▶ _Material for this task_:
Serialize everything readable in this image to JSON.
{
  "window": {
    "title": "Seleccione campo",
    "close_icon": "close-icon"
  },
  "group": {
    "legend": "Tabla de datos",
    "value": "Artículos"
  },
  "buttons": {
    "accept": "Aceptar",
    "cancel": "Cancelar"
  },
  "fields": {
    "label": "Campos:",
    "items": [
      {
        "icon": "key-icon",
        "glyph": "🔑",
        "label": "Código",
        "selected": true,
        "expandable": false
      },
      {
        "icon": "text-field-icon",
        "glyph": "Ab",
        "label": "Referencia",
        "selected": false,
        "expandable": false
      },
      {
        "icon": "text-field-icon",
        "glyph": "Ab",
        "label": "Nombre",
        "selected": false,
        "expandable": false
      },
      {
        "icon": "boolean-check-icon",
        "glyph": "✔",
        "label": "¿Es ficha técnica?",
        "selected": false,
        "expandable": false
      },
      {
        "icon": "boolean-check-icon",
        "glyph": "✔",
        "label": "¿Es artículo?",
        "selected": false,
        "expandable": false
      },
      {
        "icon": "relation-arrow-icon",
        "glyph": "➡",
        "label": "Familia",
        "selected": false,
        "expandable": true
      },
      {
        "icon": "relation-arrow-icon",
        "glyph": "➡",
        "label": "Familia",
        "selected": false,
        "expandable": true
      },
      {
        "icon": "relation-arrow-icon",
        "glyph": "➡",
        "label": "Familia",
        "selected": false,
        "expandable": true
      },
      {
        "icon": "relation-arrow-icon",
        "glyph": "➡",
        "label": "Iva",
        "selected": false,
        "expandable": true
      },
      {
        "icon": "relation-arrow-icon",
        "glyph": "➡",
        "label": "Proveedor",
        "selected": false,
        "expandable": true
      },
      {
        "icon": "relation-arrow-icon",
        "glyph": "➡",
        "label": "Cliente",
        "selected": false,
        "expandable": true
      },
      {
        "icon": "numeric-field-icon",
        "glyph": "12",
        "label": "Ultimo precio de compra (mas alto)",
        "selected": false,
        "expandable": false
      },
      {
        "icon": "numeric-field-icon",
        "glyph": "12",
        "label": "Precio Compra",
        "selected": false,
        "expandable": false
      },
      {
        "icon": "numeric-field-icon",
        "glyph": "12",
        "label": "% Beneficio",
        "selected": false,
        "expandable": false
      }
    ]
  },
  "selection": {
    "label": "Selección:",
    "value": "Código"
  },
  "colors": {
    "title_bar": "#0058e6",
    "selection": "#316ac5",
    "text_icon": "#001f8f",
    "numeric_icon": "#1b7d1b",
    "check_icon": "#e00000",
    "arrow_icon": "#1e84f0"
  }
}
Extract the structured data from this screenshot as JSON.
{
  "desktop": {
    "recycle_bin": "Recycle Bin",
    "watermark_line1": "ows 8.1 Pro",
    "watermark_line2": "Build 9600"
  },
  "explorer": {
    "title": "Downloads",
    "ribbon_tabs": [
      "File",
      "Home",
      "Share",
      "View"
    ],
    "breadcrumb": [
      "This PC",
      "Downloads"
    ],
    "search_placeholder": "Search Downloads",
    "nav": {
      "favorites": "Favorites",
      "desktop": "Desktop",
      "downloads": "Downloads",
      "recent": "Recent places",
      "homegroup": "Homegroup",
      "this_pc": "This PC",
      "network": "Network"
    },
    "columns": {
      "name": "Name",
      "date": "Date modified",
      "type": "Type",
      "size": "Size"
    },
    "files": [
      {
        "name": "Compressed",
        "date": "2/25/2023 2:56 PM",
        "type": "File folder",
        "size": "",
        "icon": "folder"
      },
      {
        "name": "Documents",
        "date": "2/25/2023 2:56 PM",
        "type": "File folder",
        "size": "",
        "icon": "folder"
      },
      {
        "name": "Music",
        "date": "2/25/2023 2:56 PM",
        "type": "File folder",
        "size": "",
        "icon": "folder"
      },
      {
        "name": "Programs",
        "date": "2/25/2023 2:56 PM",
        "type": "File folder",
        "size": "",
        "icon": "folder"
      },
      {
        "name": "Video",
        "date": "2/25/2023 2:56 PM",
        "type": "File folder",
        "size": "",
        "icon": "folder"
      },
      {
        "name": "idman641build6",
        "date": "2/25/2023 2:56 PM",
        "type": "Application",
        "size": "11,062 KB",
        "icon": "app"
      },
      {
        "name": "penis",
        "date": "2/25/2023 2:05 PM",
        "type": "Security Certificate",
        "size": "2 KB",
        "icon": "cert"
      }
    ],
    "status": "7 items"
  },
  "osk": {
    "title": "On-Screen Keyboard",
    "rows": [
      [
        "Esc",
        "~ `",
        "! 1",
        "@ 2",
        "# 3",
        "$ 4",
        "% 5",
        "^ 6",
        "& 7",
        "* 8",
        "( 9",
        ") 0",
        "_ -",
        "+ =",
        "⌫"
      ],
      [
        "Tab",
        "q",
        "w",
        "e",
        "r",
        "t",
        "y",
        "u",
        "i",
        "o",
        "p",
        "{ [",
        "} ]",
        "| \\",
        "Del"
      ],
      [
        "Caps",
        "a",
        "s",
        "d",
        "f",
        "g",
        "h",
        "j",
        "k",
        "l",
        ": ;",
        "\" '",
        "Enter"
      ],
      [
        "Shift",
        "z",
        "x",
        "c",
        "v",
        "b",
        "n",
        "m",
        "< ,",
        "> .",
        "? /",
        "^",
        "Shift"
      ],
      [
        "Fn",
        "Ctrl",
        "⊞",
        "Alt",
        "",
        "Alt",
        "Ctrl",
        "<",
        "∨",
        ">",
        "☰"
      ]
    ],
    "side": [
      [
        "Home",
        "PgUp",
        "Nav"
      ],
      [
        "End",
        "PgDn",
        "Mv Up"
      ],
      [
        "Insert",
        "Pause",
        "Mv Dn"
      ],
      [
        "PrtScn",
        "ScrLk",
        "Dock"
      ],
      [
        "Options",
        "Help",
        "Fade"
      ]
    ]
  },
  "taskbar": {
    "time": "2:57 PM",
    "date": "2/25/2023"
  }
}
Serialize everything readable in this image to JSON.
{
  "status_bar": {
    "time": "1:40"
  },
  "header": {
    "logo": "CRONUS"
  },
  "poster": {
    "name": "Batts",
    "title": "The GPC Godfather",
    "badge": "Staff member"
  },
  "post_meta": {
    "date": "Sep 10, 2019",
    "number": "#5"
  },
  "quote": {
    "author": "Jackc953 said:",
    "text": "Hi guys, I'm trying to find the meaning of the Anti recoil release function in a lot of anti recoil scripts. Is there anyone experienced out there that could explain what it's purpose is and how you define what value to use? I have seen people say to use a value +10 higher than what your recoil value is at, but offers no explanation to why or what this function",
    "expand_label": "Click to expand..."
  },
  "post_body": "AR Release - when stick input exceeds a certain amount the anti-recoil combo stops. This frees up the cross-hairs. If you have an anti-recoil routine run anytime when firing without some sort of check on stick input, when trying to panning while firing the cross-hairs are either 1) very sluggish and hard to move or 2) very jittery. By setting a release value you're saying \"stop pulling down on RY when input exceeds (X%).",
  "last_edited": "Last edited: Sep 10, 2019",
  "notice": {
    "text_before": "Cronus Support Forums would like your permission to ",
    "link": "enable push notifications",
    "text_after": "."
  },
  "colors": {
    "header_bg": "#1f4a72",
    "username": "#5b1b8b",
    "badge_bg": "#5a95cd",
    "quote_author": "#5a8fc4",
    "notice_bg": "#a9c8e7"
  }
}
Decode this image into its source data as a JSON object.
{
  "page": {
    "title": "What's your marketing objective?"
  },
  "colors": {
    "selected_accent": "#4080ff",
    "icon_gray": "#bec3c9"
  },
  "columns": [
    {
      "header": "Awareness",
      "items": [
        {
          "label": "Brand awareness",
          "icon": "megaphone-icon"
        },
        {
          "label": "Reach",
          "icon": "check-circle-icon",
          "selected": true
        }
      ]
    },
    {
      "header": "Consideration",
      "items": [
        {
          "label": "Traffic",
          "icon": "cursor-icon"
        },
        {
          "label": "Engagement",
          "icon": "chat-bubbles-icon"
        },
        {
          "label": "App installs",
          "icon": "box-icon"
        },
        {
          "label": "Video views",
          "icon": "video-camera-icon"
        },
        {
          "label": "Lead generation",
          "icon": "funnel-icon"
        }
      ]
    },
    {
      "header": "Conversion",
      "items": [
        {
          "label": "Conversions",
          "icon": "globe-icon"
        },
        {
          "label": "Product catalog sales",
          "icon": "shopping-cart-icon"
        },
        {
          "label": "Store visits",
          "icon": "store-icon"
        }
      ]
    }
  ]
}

▶ _Set exercise_: Every line that holds the word "recoil" should be extracted.

▶ _Written response_:
    "text": "Hi guys, I'm trying to find the meaning of the Anti recoil release function in a lot of anti recoil scripts. Is there anyone experienced out there that could explain what it's purpose is and how you define what value to use? I have seen people say to use a value +10 higher than what your recoil value is at, but offers no explanation to why or what this function",
  "post_body": "AR Release - when stick input exceeds a certain amount the anti-recoil combo stops. This frees up the cross-hairs. If you have an anti-recoil routine run anytime when firing without some sort of check on stick input, when trying to panning while firing the cross-hairs are either 1) very sluggish and hard to move or 2) very jittery. By setting a release value you're saying \"stop pulling down on RY when input exceeds (X%).",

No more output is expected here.